Entries:

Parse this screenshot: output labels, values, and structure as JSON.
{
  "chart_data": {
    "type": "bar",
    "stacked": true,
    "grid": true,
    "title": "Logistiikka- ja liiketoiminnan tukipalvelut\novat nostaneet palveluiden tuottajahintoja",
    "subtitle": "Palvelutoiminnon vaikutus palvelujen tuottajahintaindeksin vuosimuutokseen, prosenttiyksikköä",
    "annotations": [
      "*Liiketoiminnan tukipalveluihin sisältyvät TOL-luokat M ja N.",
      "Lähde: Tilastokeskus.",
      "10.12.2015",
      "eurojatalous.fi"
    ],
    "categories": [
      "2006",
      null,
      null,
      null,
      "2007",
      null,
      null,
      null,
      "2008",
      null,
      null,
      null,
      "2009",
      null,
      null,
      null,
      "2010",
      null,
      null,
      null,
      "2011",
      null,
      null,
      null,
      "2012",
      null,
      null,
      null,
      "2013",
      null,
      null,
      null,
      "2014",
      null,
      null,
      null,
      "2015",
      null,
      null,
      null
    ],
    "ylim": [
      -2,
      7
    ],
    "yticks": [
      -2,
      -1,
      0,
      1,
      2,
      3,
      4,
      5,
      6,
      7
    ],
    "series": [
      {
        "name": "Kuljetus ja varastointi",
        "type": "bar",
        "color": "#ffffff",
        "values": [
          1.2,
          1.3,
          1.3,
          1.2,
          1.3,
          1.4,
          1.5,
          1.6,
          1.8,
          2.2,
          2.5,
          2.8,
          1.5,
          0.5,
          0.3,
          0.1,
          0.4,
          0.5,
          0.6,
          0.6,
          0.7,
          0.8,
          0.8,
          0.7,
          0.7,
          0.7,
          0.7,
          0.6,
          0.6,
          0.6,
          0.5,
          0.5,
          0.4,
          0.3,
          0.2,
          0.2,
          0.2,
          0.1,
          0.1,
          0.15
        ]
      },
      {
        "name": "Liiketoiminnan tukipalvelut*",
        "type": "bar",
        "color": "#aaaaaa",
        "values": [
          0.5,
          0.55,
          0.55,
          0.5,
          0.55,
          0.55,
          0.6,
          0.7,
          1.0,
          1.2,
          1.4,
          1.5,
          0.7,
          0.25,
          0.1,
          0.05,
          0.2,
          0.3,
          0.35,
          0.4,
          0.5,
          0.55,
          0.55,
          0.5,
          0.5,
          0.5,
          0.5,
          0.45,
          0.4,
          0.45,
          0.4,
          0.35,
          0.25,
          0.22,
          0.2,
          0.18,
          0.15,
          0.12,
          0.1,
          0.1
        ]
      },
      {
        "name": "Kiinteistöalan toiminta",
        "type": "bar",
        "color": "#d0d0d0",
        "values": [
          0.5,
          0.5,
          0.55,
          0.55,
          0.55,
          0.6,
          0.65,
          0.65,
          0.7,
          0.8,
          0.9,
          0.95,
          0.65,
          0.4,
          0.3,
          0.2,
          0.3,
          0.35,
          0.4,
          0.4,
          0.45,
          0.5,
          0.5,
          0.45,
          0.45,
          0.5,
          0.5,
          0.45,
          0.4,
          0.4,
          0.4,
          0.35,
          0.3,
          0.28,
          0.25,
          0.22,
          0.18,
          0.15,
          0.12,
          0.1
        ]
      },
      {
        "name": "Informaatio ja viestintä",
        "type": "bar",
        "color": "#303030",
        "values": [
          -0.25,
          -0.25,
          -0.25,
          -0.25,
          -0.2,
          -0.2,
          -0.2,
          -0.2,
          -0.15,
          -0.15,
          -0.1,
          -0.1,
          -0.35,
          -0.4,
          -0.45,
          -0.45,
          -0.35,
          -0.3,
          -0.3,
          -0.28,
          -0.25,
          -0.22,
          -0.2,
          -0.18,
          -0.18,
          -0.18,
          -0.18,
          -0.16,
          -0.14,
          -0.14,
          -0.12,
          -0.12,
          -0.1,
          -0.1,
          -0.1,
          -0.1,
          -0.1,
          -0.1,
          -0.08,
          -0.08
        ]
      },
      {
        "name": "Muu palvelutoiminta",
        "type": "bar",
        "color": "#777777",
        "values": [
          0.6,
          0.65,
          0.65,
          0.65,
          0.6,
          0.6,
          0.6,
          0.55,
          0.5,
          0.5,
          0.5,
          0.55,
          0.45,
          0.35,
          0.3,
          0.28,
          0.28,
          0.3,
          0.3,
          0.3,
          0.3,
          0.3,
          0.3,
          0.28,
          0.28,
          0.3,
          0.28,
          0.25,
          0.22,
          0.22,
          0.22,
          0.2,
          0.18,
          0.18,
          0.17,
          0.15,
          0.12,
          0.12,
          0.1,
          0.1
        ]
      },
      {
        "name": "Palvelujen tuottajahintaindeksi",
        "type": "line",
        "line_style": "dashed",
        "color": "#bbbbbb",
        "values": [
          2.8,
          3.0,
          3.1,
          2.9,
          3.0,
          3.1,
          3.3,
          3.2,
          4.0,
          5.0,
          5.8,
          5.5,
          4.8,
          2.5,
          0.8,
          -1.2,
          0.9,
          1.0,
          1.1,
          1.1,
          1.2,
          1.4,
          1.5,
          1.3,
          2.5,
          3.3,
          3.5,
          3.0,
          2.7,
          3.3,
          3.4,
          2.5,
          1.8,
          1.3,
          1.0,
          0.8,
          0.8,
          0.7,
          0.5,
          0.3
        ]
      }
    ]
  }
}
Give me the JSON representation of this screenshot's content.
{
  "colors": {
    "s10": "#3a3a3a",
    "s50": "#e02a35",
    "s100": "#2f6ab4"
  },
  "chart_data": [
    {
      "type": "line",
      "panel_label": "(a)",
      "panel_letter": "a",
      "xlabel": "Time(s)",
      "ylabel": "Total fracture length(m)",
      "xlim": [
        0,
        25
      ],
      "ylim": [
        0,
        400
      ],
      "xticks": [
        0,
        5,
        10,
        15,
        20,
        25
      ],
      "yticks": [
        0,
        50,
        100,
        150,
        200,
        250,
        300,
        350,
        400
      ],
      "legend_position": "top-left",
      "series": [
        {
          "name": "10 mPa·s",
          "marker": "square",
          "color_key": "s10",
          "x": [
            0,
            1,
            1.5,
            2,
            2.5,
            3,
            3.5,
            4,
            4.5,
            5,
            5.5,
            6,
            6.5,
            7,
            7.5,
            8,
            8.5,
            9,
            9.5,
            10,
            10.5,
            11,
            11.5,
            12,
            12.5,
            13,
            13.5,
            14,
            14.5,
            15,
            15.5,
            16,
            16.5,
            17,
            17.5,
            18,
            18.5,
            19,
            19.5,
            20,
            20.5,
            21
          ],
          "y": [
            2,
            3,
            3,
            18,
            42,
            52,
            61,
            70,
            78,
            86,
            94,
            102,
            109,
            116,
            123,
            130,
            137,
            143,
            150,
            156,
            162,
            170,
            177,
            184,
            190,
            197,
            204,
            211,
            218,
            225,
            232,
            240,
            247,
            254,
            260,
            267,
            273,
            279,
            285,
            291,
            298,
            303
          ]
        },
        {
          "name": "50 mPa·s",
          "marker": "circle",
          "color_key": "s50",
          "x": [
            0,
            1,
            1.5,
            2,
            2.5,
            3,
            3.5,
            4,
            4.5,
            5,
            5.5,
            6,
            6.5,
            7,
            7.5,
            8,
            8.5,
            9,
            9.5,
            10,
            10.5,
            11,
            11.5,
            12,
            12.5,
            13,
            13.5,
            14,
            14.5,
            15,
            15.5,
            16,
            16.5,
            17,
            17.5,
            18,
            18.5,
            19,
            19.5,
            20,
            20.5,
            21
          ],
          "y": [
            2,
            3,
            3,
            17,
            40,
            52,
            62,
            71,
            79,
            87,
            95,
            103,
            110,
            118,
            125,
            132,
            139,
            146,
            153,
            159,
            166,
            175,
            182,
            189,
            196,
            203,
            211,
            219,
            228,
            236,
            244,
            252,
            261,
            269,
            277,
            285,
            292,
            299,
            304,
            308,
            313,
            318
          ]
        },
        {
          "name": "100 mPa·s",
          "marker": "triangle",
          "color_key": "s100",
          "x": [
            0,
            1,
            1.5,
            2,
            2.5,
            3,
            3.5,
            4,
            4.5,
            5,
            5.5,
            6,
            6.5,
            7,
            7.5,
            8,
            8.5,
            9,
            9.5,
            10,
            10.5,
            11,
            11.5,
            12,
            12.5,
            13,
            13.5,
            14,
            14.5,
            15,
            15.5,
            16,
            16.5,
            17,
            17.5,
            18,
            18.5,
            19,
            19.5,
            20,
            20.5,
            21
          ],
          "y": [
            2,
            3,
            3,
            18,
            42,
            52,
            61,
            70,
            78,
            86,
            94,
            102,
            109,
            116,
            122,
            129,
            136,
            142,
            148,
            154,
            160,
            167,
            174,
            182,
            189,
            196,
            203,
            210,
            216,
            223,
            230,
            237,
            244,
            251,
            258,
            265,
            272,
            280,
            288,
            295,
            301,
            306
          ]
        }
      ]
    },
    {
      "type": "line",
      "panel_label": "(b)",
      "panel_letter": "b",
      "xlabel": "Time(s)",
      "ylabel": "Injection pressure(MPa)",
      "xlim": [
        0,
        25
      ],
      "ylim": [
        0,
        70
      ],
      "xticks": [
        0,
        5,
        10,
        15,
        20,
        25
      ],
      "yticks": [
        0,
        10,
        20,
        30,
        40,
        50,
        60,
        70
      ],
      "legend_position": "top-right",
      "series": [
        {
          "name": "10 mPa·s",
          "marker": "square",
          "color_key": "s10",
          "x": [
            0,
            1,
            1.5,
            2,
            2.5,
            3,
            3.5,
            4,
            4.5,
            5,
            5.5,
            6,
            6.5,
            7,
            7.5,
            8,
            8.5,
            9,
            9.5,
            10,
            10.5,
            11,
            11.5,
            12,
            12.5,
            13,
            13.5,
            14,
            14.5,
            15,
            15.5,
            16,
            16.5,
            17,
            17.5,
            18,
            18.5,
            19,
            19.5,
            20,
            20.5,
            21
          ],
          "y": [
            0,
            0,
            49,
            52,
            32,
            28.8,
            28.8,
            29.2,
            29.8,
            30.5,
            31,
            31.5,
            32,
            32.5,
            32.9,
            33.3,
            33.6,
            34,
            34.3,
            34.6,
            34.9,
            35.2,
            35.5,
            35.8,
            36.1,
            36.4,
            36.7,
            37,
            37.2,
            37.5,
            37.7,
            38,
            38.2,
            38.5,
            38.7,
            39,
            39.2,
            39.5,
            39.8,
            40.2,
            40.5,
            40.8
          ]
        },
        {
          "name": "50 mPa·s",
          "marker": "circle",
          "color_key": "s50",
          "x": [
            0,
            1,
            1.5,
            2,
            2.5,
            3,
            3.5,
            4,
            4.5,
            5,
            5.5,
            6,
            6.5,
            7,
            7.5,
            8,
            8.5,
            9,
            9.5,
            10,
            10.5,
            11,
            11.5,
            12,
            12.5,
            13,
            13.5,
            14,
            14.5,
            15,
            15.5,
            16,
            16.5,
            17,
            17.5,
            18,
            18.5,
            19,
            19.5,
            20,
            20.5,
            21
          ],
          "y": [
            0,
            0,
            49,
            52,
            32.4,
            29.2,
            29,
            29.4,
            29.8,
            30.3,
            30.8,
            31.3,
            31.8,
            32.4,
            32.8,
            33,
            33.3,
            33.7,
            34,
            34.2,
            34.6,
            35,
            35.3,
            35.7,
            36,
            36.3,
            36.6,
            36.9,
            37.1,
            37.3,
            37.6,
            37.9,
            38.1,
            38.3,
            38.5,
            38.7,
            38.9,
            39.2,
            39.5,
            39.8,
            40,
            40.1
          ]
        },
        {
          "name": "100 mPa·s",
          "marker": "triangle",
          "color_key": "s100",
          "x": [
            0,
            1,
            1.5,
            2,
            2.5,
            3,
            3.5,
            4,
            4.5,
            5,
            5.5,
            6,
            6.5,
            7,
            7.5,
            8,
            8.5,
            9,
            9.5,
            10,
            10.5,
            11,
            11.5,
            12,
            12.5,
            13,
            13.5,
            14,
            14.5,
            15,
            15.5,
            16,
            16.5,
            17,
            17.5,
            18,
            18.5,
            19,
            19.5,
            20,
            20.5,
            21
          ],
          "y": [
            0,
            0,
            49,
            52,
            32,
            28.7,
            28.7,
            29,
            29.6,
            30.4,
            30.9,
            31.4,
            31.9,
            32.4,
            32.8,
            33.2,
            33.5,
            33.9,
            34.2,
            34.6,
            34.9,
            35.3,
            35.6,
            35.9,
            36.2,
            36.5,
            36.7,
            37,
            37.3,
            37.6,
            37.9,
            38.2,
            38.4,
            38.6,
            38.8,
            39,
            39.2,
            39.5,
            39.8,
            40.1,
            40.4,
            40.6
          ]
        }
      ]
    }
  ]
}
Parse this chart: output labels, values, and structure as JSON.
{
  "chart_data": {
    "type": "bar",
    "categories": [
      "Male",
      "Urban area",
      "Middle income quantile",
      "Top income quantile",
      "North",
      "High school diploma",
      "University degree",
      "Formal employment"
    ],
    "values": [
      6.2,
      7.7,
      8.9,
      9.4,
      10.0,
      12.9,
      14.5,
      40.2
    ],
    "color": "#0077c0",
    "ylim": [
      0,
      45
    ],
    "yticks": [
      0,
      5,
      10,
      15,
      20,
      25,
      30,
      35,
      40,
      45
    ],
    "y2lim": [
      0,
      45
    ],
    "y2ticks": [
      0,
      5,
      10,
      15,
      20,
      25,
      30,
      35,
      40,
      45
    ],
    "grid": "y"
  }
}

Given task: Go through the listing above and report how many of its lines contain the word "quantile", with only the number as output.

Solution for this exercise: 2